start Entries shown

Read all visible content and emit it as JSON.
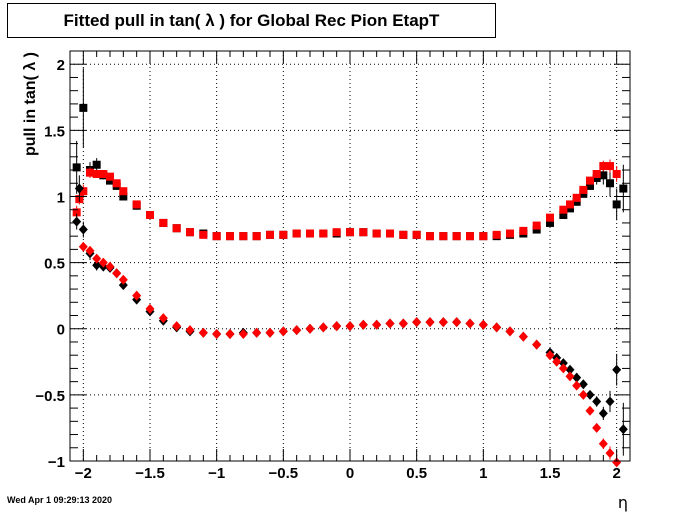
{
  "title": "Fitted pull in tan( λ ) for Global Rec Pion EtapT",
  "timestamp": "Wed Apr  1 09:29:13 2020",
  "chart_data": {
    "type": "scatter",
    "title": "Fitted pull in tan( λ ) for Global Rec Pion EtapT",
    "xlabel": "η",
    "ylabel": "pull in tan( λ )",
    "xlim": [
      -2.1,
      2.1
    ],
    "ylim": [
      -1.0,
      2.1
    ],
    "x_ticks": [
      -2,
      -1.5,
      -1,
      -0.5,
      0,
      0.5,
      1,
      1.5,
      2
    ],
    "x_tick_labels": [
      "−2",
      "−1.5",
      "−1",
      "−0.5",
      "0",
      "0.5",
      "1",
      "1.5",
      "2"
    ],
    "y_ticks": [
      -1,
      -0.5,
      0,
      0.5,
      1,
      1.5,
      2
    ],
    "y_tick_labels": [
      "−1",
      "−0.5",
      "0",
      "0.5",
      "1",
      "1.5",
      "2"
    ],
    "grid": true,
    "legend": "none",
    "series": [
      {
        "marker": "square",
        "color": "#000000",
        "x": [
          -2.05,
          -2.0,
          -1.95,
          -1.9,
          -1.85,
          -1.8,
          -1.75,
          -1.7,
          -1.6,
          -1.5,
          -1.4,
          -1.3,
          -1.2,
          -1.1,
          -1.0,
          -0.9,
          -0.8,
          -0.7,
          -0.6,
          -0.5,
          -0.4,
          -0.3,
          -0.2,
          -0.1,
          0.0,
          0.1,
          0.2,
          0.3,
          0.4,
          0.5,
          0.6,
          0.7,
          0.8,
          0.9,
          1.0,
          1.1,
          1.2,
          1.3,
          1.4,
          1.5,
          1.6,
          1.65,
          1.7,
          1.75,
          1.8,
          1.85,
          1.9,
          1.95,
          2.0,
          2.05
        ],
        "y": [
          1.22,
          1.67,
          1.2,
          1.24,
          1.16,
          1.12,
          1.08,
          1.0,
          0.93,
          0.86,
          0.8,
          0.76,
          0.73,
          0.72,
          0.7,
          0.7,
          0.7,
          0.7,
          0.71,
          0.71,
          0.72,
          0.72,
          0.72,
          0.72,
          0.73,
          0.73,
          0.72,
          0.72,
          0.71,
          0.71,
          0.7,
          0.7,
          0.7,
          0.7,
          0.7,
          0.7,
          0.71,
          0.72,
          0.75,
          0.8,
          0.86,
          0.91,
          0.96,
          1.02,
          1.08,
          1.14,
          1.16,
          1.1,
          0.94,
          1.06
        ],
        "err": [
          0.2,
          0.3,
          0.06,
          0.05,
          0.03,
          0.02,
          0.02,
          0.01,
          0.0,
          0.0,
          0.0,
          0.0,
          0.0,
          0.0,
          0.0,
          0.0,
          0.0,
          0.0,
          0.0,
          0.0,
          0.0,
          0.0,
          0.0,
          0.0,
          0.0,
          0.0,
          0.0,
          0.0,
          0.0,
          0.0,
          0.0,
          0.0,
          0.0,
          0.0,
          0.0,
          0.0,
          0.0,
          0.0,
          0.0,
          0.0,
          0.0,
          0.01,
          0.01,
          0.02,
          0.03,
          0.05,
          0.07,
          0.1,
          0.12,
          0.18
        ]
      },
      {
        "marker": "square",
        "color": "#ff0000",
        "x": [
          -2.05,
          -2.03,
          -2.0,
          -1.95,
          -1.9,
          -1.85,
          -1.8,
          -1.75,
          -1.7,
          -1.6,
          -1.5,
          -1.4,
          -1.3,
          -1.2,
          -1.1,
          -1.0,
          -0.9,
          -0.8,
          -0.7,
          -0.6,
          -0.5,
          -0.4,
          -0.3,
          -0.2,
          -0.1,
          0.0,
          0.1,
          0.2,
          0.3,
          0.4,
          0.5,
          0.6,
          0.7,
          0.8,
          0.9,
          1.0,
          1.1,
          1.2,
          1.3,
          1.4,
          1.5,
          1.6,
          1.65,
          1.7,
          1.75,
          1.8,
          1.85,
          1.9,
          1.95,
          2.0
        ],
        "y": [
          0.88,
          0.98,
          1.04,
          1.18,
          1.17,
          1.17,
          1.15,
          1.1,
          1.04,
          0.94,
          0.86,
          0.8,
          0.76,
          0.73,
          0.71,
          0.7,
          0.7,
          0.7,
          0.7,
          0.71,
          0.71,
          0.72,
          0.72,
          0.72,
          0.73,
          0.73,
          0.73,
          0.72,
          0.72,
          0.71,
          0.71,
          0.7,
          0.7,
          0.7,
          0.7,
          0.7,
          0.71,
          0.72,
          0.74,
          0.78,
          0.84,
          0.9,
          0.94,
          0.99,
          1.05,
          1.12,
          1.17,
          1.23,
          1.23,
          1.17
        ],
        "err": [
          0.05,
          0.04,
          0.05,
          0.04,
          0.03,
          0.02,
          0.02,
          0.01,
          0.01,
          0.0,
          0.0,
          0.0,
          0.0,
          0.0,
          0.0,
          0.0,
          0.0,
          0.0,
          0.0,
          0.0,
          0.0,
          0.0,
          0.0,
          0.0,
          0.0,
          0.0,
          0.0,
          0.0,
          0.0,
          0.0,
          0.0,
          0.0,
          0.0,
          0.0,
          0.0,
          0.0,
          0.0,
          0.0,
          0.0,
          0.0,
          0.0,
          0.0,
          0.01,
          0.01,
          0.02,
          0.02,
          0.03,
          0.04,
          0.05,
          0.06
        ]
      },
      {
        "marker": "diamond",
        "color": "#000000",
        "x": [
          -2.05,
          -2.03,
          -2.0,
          -1.95,
          -1.9,
          -1.85,
          -1.8,
          -1.75,
          -1.7,
          -1.6,
          -1.5,
          -1.4,
          -1.3,
          -1.2,
          -1.1,
          -1.0,
          -0.9,
          -0.8,
          -0.7,
          -0.6,
          -0.5,
          -0.4,
          -0.3,
          -0.2,
          -0.1,
          0.0,
          0.1,
          0.2,
          0.3,
          0.4,
          0.5,
          0.6,
          0.7,
          0.8,
          0.9,
          1.0,
          1.1,
          1.2,
          1.3,
          1.4,
          1.5,
          1.55,
          1.6,
          1.65,
          1.7,
          1.75,
          1.8,
          1.85,
          1.9,
          1.95,
          2.0,
          2.05
        ],
        "y": [
          0.81,
          1.06,
          0.75,
          0.57,
          0.48,
          0.47,
          0.46,
          0.42,
          0.33,
          0.22,
          0.13,
          0.06,
          0.01,
          -0.02,
          -0.03,
          -0.04,
          -0.04,
          -0.03,
          -0.03,
          -0.03,
          -0.02,
          -0.01,
          0.0,
          0.01,
          0.02,
          0.02,
          0.03,
          0.03,
          0.04,
          0.04,
          0.05,
          0.05,
          0.05,
          0.05,
          0.04,
          0.03,
          0.01,
          -0.02,
          -0.06,
          -0.12,
          -0.18,
          -0.22,
          -0.26,
          -0.31,
          -0.37,
          -0.42,
          -0.5,
          -0.55,
          -0.64,
          -0.55,
          -0.31,
          -0.76
        ],
        "err": [
          0.06,
          0.1,
          0.06,
          0.05,
          0.04,
          0.03,
          0.02,
          0.02,
          0.01,
          0.0,
          0.0,
          0.0,
          0.0,
          0.0,
          0.0,
          0.0,
          0.0,
          0.0,
          0.0,
          0.0,
          0.0,
          0.0,
          0.0,
          0.0,
          0.0,
          0.0,
          0.0,
          0.0,
          0.0,
          0.0,
          0.0,
          0.0,
          0.0,
          0.0,
          0.0,
          0.0,
          0.0,
          0.0,
          0.0,
          0.0,
          0.01,
          0.01,
          0.01,
          0.01,
          0.02,
          0.02,
          0.03,
          0.04,
          0.05,
          0.08,
          0.12,
          0.2
        ]
      },
      {
        "marker": "diamond",
        "color": "#ff0000",
        "x": [
          -2.0,
          -1.95,
          -1.9,
          -1.85,
          -1.8,
          -1.75,
          -1.7,
          -1.6,
          -1.5,
          -1.4,
          -1.3,
          -1.2,
          -1.1,
          -1.0,
          -0.9,
          -0.8,
          -0.7,
          -0.6,
          -0.5,
          -0.4,
          -0.3,
          -0.2,
          -0.1,
          0.0,
          0.1,
          0.2,
          0.3,
          0.4,
          0.5,
          0.6,
          0.7,
          0.8,
          0.9,
          1.0,
          1.1,
          1.2,
          1.3,
          1.4,
          1.5,
          1.55,
          1.6,
          1.65,
          1.7,
          1.75,
          1.8,
          1.85,
          1.9,
          1.95,
          2.0
        ],
        "y": [
          0.62,
          0.59,
          0.53,
          0.5,
          0.47,
          0.42,
          0.37,
          0.25,
          0.15,
          0.08,
          0.02,
          -0.01,
          -0.03,
          -0.04,
          -0.04,
          -0.04,
          -0.03,
          -0.03,
          -0.02,
          -0.01,
          0.0,
          0.01,
          0.02,
          0.02,
          0.03,
          0.03,
          0.04,
          0.04,
          0.05,
          0.05,
          0.05,
          0.05,
          0.04,
          0.03,
          0.01,
          -0.02,
          -0.06,
          -0.12,
          -0.2,
          -0.25,
          -0.3,
          -0.36,
          -0.43,
          -0.5,
          -0.62,
          -0.75,
          -0.87,
          -0.94,
          -1.01
        ],
        "err": [
          0.03,
          0.03,
          0.02,
          0.02,
          0.02,
          0.01,
          0.01,
          0.0,
          0.0,
          0.0,
          0.0,
          0.0,
          0.0,
          0.0,
          0.0,
          0.0,
          0.0,
          0.0,
          0.0,
          0.0,
          0.0,
          0.0,
          0.0,
          0.0,
          0.0,
          0.0,
          0.0,
          0.0,
          0.0,
          0.0,
          0.0,
          0.0,
          0.0,
          0.0,
          0.0,
          0.0,
          0.0,
          0.0,
          0.0,
          0.01,
          0.01,
          0.01,
          0.02,
          0.02,
          0.03,
          0.03,
          0.04,
          0.05,
          0.06
        ]
      }
    ]
  }
}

end Entries shown

» Job
Find the word "Fitted" in the data and show each line that holds it.

» Task output
  "title": "Fitted pull in tan( λ ) for Global Rec Pion EtapT",
    "title": "Fitted pull in tan( λ ) for Global Rec Pion EtapT",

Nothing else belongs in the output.